What the task requires: In the forum thread below about real diamond nail polish, turn the paragraph that begins "One real diamond is within every single nail polish" into a short bulleted list of its main facts.

Selected passage:
▼
# Real Diamond nail polish



## Barbie1 (Aug 15, 2014)

Only 25.00 dollars each and real diamond nail polish now that I would buy.


----------



## Queennie (Aug 15, 2014)

Are this really made out of diamonds? I know their phrase is " With a real black diamond" but on their website it says nothing if there is diamond fragments in it. It seems like all of the colors though are inspired by different diamonds which is pretty unique.


----------



## Barbie1 (Aug 16, 2014)

One real diamond is within every single nail polish. It is usually a black diamond but they do sell a white diamond nail polish that is 30 dollars instead of the regular 25.00 black diamond ones.Each diamond is worth 25 to 30 dollars so they are priced as their value amount.They call it the only real diamond nail polish because it is the colors are not diamond inspired they have many more colors but I only showed the ones I really liked above in the pics here.The colors are pretty though all the reviews I looked at for this product were good and yes its real diamonds and affordable too.


----------



## Barbie1 (Aug 16, 2014)

If you go to azature.com they will show you all the nail colors and if you click on a nail polish color it says the things about one diamond in every bottle and whether its a black diamond one or the white diamond one but you can tell that from the price ranges on the website too.


----------



## Barbie1 (Aug 16, 2014)

https://twitter.com/blognailedit/status/360410051535568897

this statement from the nail polish brand should clear up the confusion.


----------



## Barbie1 (Aug 16, 2014)

I found this diamond polish too its diamond dust infused nail polish a lil bit different but pretty shades too real diamond dust infused.


----------
▲
Information shown:
▼
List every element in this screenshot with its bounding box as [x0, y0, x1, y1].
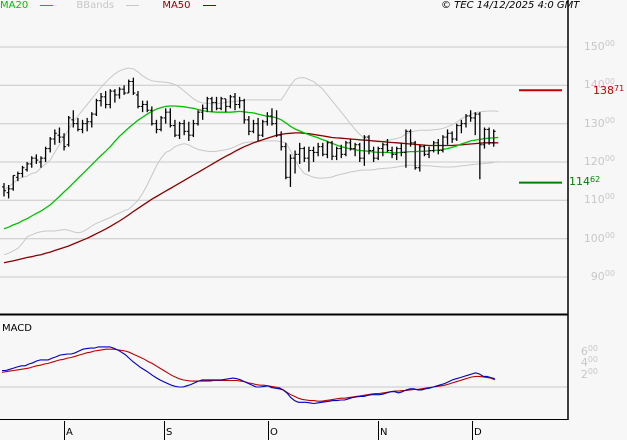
▲
Completed task:
- Every bottle of the polish contains one real diamond.
- Most bottles hold a black diamond and cost $25. A white diamond version costs $30.
- Each diamond is worth $25 to $30, so each polish is priced at the value of its diamond.
- The brand sells many more colors than the ones the poster showed.
- All the reviews the poster read were good. The diamonds are real, and the polish is affordable.